▶ **THE DATA**:
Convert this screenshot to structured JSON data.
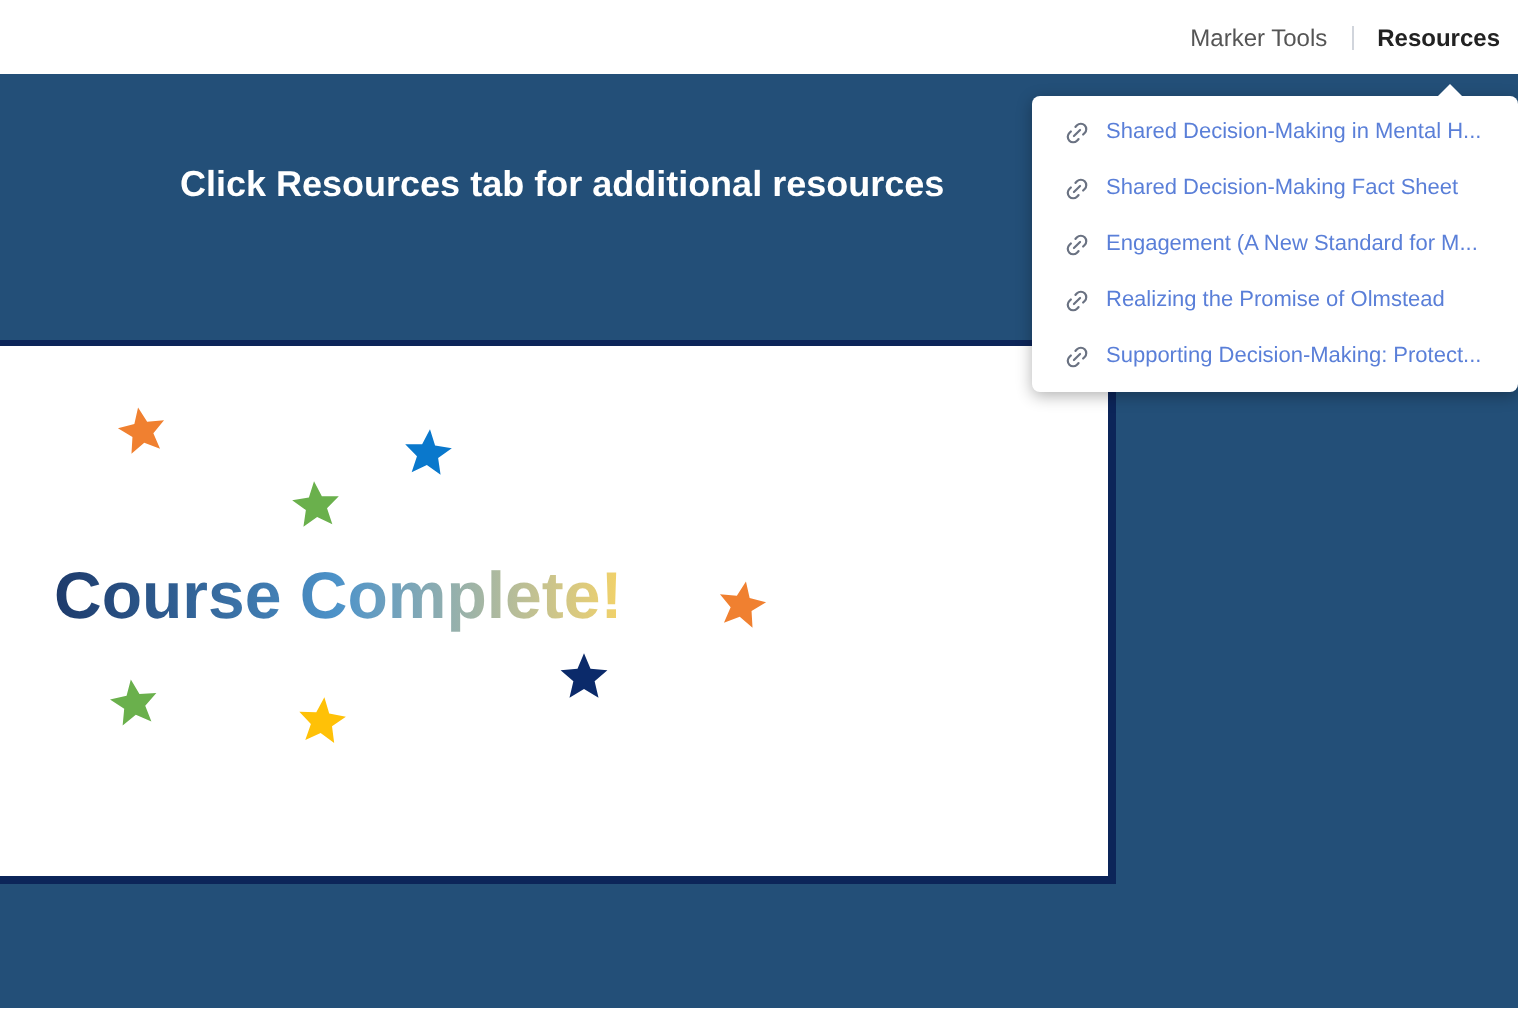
{
  "top_nav": {
    "items": [
      {
        "label": "Marker Tools",
        "selected": false
      },
      {
        "label": "Resources",
        "selected": true
      }
    ]
  },
  "banner": {
    "text": "Click Resources tab for additional resources"
  },
  "card": {
    "title": "Course Complete!"
  },
  "resources_menu": {
    "items": [
      {
        "label": "Shared Decision-Making in Mental H..."
      },
      {
        "label": "Shared Decision-Making Fact Sheet"
      },
      {
        "label": "Engagement (A New Standard for M..."
      },
      {
        "label": "Realizing the Promise of Olmstead"
      },
      {
        "label": "Supporting Decision-Making: Protect..."
      }
    ]
  }
}
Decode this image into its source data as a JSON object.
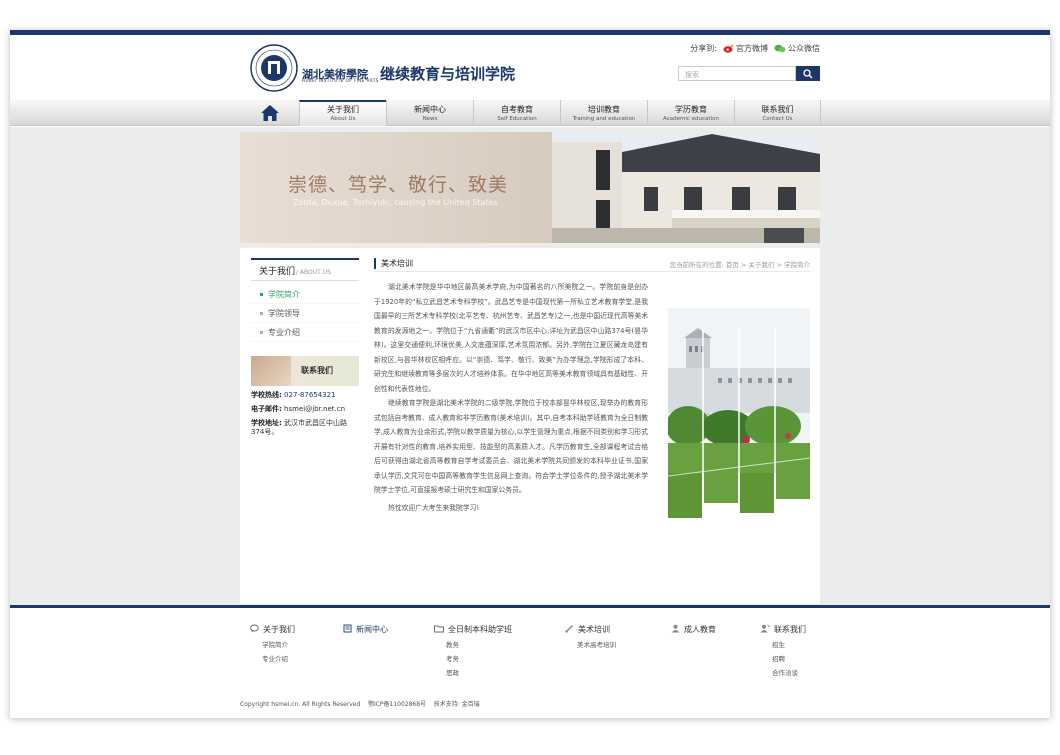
{
  "header": {
    "logo_cn": "湖北美術學院",
    "logo_en": "HUBEI INSTITUTE OF FINE ARTS",
    "title": "继续教育与培训学院",
    "share_label": "分享到:",
    "weibo": "官方微博",
    "wechat": "公众微信",
    "search_placeholder": "搜索"
  },
  "nav": [
    {
      "cn": "关于我们",
      "en": "About Us",
      "active": true
    },
    {
      "cn": "新闻中心",
      "en": "News"
    },
    {
      "cn": "自考教育",
      "en": "Self Education"
    },
    {
      "cn": "培训教育",
      "en": "Training and education"
    },
    {
      "cn": "学历教育",
      "en": "Academic education"
    },
    {
      "cn": "联系我们",
      "en": "Contact Us"
    }
  ],
  "banner": {
    "motto": "崇德、笃学、敬行、致美",
    "motto_en": "Zonta, Duxue, Toshiyuki, causing the United States"
  },
  "sidebar": {
    "title": "关于我们",
    "title_en": "/ ABOUT US",
    "items": [
      "学院简介",
      "学院领导",
      "专业介绍"
    ],
    "contact_label": "联系我们",
    "hotline_label": "学校热线:",
    "hotline": "027-87654321",
    "email_label": "电子邮件:",
    "email": "hsmei@jbr.net.cn",
    "address_label": "学校地址:",
    "address": "武汉市武昌区中山路374号。"
  },
  "main": {
    "title": "美术培训",
    "crumb": "您当前所在的位置: 首页 > 关于我们 > 学院简介",
    "p1": "湖北美术学院是华中地区最高美术学府,为中国著名的八所美院之一。学院前身是创办于1920年的“私立武昌艺术专科学校”。武昌艺专是中国现代第一所私立艺术教育学堂,是我国最早的三所艺术专科学校(北平艺专、杭州艺专、武昌艺专)之一,也是中国近现代高等美术教育的发源地之一。学院位于“九省通衢”的武汉市区中心,详址为武昌区中山路374号(昙华林)。这里交通便利,环境优美,人文底蕴深厚,艺术氛围浓郁。另外,学院在江夏区藏龙岛建有新校区,与昙华林校区相呼应。以“崇德、笃学、敬行、致美”为办学理念,学院形成了本科、研究生和继续教育等多层次的人才培养体系。在华中地区高等美术教育领域具有基础性、开创性和代表性地位。",
    "p2": "继续教育学院是湖北美术学院的二级学院,学院位于校本部昙华林校区,现举办的教育形式包括自考教育、成人教育和非学历教育(美术培训)。其中,自考本科助学班教育为全日制教学,成人教育为业余形式,学院以教学质量为核心,以学生管理为重点,根据不同类别和学习形式开展有针对性的教育,培养实用型、技能型的高素质人才。凡学历教育生,全部课程考试合格后可获得由湖北省高等教育自学考试委员会、湖北美术学院共同颁发的本科毕业证书,国家承认学历,文凭可在中国高等教育学生信息网上查询。符合学士学位条件的,授予湖北美术学院学士学位,可直接报考硕士研究生和国家公务员。",
    "p3": "热忱欢迎广大考生来我院学习!"
  },
  "footer": {
    "cols": [
      {
        "title": "关于我们",
        "icon": "chat-icon",
        "items": [
          "学院简介",
          "专业介绍"
        ]
      },
      {
        "title": "新闻中心",
        "icon": "news-icon",
        "items": []
      },
      {
        "title": "全日制本科助学班",
        "icon": "folder-icon",
        "items": [
          "教务",
          "考务",
          "思政"
        ]
      },
      {
        "title": "美术培训",
        "icon": "brush-icon",
        "items": [
          "美术高考培训"
        ]
      },
      {
        "title": "成人教育",
        "icon": "person-icon",
        "items": []
      },
      {
        "title": "联系我们",
        "icon": "contact-icon",
        "items": [
          "招生",
          "招聘",
          "合作洽谈"
        ]
      }
    ],
    "copyright": "Copyright hsmei.cn. All Rights Reserved",
    "icp": "鄂ICP备11002868号",
    "support": "技术支持: 金百瑞"
  },
  "colors": {
    "brand": "#1d3768",
    "accent": "#3aa06a",
    "footer_gray": "#ececec"
  }
}
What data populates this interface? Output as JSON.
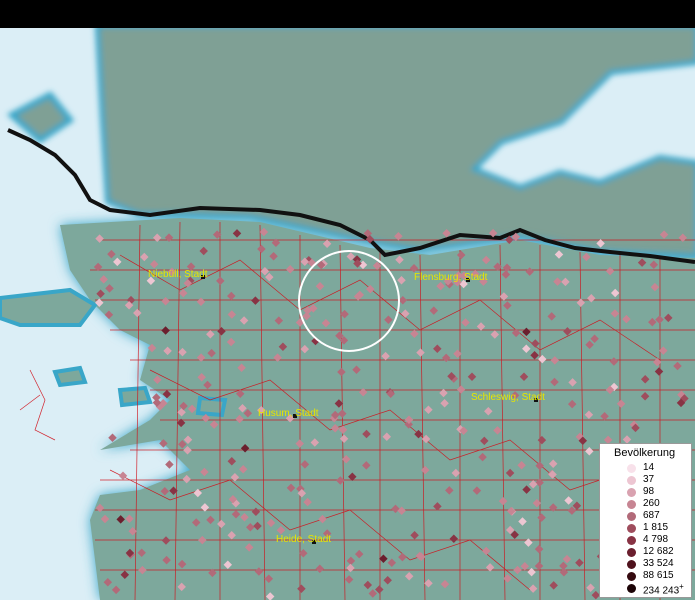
{
  "map": {
    "cities": [
      {
        "name": "Niebüll, Stadt"
      },
      {
        "name": "Flensburg, Stadt"
      },
      {
        "name": "Schleswig, Stadt"
      },
      {
        "name": "Husum, Stadt"
      },
      {
        "name": "Heide, Stadt"
      }
    ]
  },
  "legend": {
    "title": "Bevölkerung",
    "items": [
      {
        "label": "14",
        "color": "#f8e1ea"
      },
      {
        "label": "37",
        "color": "#edc6d2"
      },
      {
        "label": "98",
        "color": "#d9a2b0"
      },
      {
        "label": "260",
        "color": "#c78593"
      },
      {
        "label": "687",
        "color": "#b26a79"
      },
      {
        "label": "1 815",
        "color": "#9f4d5d"
      },
      {
        "label": "4 798",
        "color": "#883344"
      },
      {
        "label": "12 682",
        "color": "#6b1f2e"
      },
      {
        "label": "33 524",
        "color": "#4f121d"
      },
      {
        "label": "88 615",
        "color": "#350a10"
      },
      {
        "label": "234 243",
        "suffix": "+",
        "color": "#1c0306"
      }
    ]
  },
  "colors": {
    "water": "#d9ecf5",
    "land_germany": "#7da89c",
    "land_denmark": "#7fa095",
    "borders": "#d0101a",
    "city_label": "#e6e600"
  }
}
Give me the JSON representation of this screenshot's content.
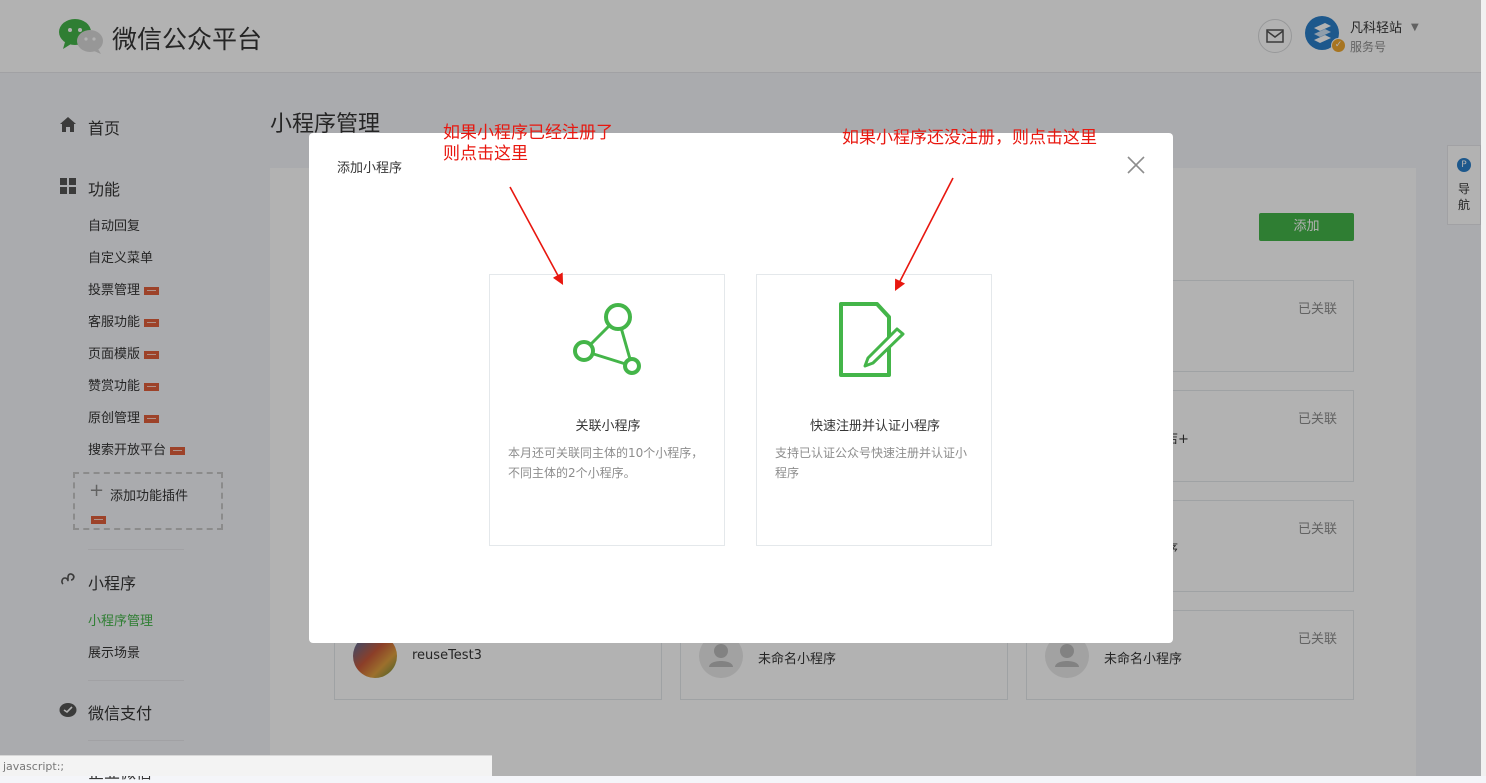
{
  "header": {
    "logo_text": "微信公众平台",
    "account_name": "凡科轻站",
    "account_type": "服务号"
  },
  "sidebar": {
    "home": "首页",
    "features": "功能",
    "feature_items": [
      "自动回复",
      "自定义菜单",
      "投票管理",
      "客服功能",
      "页面模版",
      "赞赏功能",
      "原创管理",
      "搜索开放平台"
    ],
    "add_plugin": "添加功能插件",
    "miniprogram": "小程序",
    "miniprogram_items": [
      "小程序管理",
      "展示场景"
    ],
    "wechat_pay": "微信支付",
    "enterprise_wechat": "企业微信"
  },
  "main": {
    "page_title": "小程序管理",
    "add_button": "添加",
    "status_linked": "已关联",
    "cards": [
      {
        "name": "",
        "status": "已关联"
      },
      {
        "name": "店+",
        "status": "已关联"
      },
      {
        "name": "序",
        "status": "已关联"
      },
      {
        "name": "reuseTest3",
        "status": ""
      },
      {
        "name": "未命名小程序",
        "status": ""
      },
      {
        "name": "未命名小程序",
        "status": "已关联"
      }
    ]
  },
  "modal": {
    "title": "添加小程序",
    "option_link": {
      "title": "关联小程序",
      "desc": "本月还可关联同主体的10个小程序，不同主体的2个小程序。"
    },
    "option_register": {
      "title": "快速注册并认证小程序",
      "desc": "支持已认证公众号快速注册并认证小程序"
    }
  },
  "annotations": {
    "left_line1": "如果小程序已经注册了",
    "left_line2": "则点击这里",
    "right": "如果小程序还没注册，则点击这里"
  },
  "float_nav": {
    "label_1": "导",
    "label_2": "航",
    "badge": "P"
  },
  "status_bar": "javascript:;",
  "colors": {
    "brand_green": "#44b549",
    "annotation_red": "#e8170f"
  }
}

▶ **TASK BRIEF**: Show all lines from the listing above in which "hsmei" appears.

▶ **WRITTEN ANSWER**:
    "email": "hsmei@jbr.net.cn",
    "copyright": "Copyright hsmei.cn. All Rights Reserved",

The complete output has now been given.